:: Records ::

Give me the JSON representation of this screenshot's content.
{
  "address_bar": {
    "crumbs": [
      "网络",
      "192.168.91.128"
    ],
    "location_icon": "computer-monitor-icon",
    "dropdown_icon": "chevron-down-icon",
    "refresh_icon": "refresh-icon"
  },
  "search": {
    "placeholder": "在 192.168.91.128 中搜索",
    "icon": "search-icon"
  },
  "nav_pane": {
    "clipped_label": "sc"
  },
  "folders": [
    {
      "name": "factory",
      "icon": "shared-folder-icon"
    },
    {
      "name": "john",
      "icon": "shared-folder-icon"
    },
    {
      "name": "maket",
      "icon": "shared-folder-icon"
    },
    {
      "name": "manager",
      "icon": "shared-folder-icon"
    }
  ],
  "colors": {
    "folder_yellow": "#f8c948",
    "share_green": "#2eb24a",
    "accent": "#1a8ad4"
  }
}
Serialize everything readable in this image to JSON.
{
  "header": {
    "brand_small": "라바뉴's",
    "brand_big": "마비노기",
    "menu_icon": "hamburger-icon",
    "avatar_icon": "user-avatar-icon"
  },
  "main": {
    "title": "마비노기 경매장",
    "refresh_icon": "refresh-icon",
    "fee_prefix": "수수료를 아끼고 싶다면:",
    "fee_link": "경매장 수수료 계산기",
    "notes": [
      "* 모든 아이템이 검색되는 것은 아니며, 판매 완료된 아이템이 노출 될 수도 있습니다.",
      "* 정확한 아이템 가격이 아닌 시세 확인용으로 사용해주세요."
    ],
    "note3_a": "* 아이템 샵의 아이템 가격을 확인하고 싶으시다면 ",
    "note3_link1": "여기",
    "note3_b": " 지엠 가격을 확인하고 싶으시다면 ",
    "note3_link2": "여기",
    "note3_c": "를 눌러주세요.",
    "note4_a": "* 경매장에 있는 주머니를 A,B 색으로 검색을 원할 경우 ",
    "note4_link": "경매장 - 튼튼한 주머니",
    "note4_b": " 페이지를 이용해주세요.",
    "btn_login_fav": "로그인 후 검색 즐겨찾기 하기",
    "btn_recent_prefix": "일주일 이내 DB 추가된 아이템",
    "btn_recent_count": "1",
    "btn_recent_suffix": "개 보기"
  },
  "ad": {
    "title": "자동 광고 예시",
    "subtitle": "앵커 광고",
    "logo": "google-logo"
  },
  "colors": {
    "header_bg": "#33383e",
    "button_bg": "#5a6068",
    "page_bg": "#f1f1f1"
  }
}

:: Short problem ::
Restate the listing in full, word for word.

:: Solved problem ::
Give me the JSON representation of this screenshot's content.
{
  "address_bar": {
    "crumbs": [
      "网络",
      "192.168.91.128"
    ],
    "location_icon": "computer-monitor-icon",
    "dropdown_icon": "chevron-down-icon",
    "refresh_icon": "refresh-icon"
  },
  "search": {
    "placeholder": "在 192.168.91.128 中搜索",
    "icon": "search-icon"
  },
  "nav_pane": {
    "clipped_label": "sc"
  },
  "folders": [
    {
      "name": "factory",
      "icon": "shared-folder-icon"
    },
    {
      "name": "john",
      "icon": "shared-folder-icon"
    },
    {
      "name": "maket",
      "icon": "shared-folder-icon"
    },
    {
      "name": "manager",
      "icon": "shared-folder-icon"
    }
  ],
  "colors": {
    "folder_yellow": "#f8c948",
    "share_green": "#2eb24a",
    "accent": "#1a8ad4"
  }
}
Serialize everything readable in this image to JSON.
{
  "header": {
    "brand_small": "라바뉴's",
    "brand_big": "마비노기",
    "menu_icon": "hamburger-icon",
    "avatar_icon": "user-avatar-icon"
  },
  "main": {
    "title": "마비노기 경매장",
    "refresh_icon": "refresh-icon",
    "fee_prefix": "수수료를 아끼고 싶다면:",
    "fee_link": "경매장 수수료 계산기",
    "notes": [
      "* 모든 아이템이 검색되는 것은 아니며, 판매 완료된 아이템이 노출 될 수도 있습니다.",
      "* 정확한 아이템 가격이 아닌 시세 확인용으로 사용해주세요."
    ],
    "note3_a": "* 아이템 샵의 아이템 가격을 확인하고 싶으시다면 ",
    "note3_link1": "여기",
    "note3_b": " 지엠 가격을 확인하고 싶으시다면 ",
    "note3_link2": "여기",
    "note3_c": "를 눌러주세요.",
    "note4_a": "* 경매장에 있는 주머니를 A,B 색으로 검색을 원할 경우 ",
    "note4_link": "경매장 - 튼튼한 주머니",
    "note4_b": " 페이지를 이용해주세요.",
    "btn_login_fav": "로그인 후 검색 즐겨찾기 하기",
    "btn_recent_prefix": "일주일 이내 DB 추가된 아이템",
    "btn_recent_count": "1",
    "btn_recent_suffix": "개 보기"
  },
  "ad": {
    "title": "자동 광고 예시",
    "subtitle": "앵커 광고",
    "logo": "google-logo"
  },
  "colors": {
    "header_bg": "#33383e",
    "button_bg": "#5a6068",
    "page_bg": "#f1f1f1"
  }
}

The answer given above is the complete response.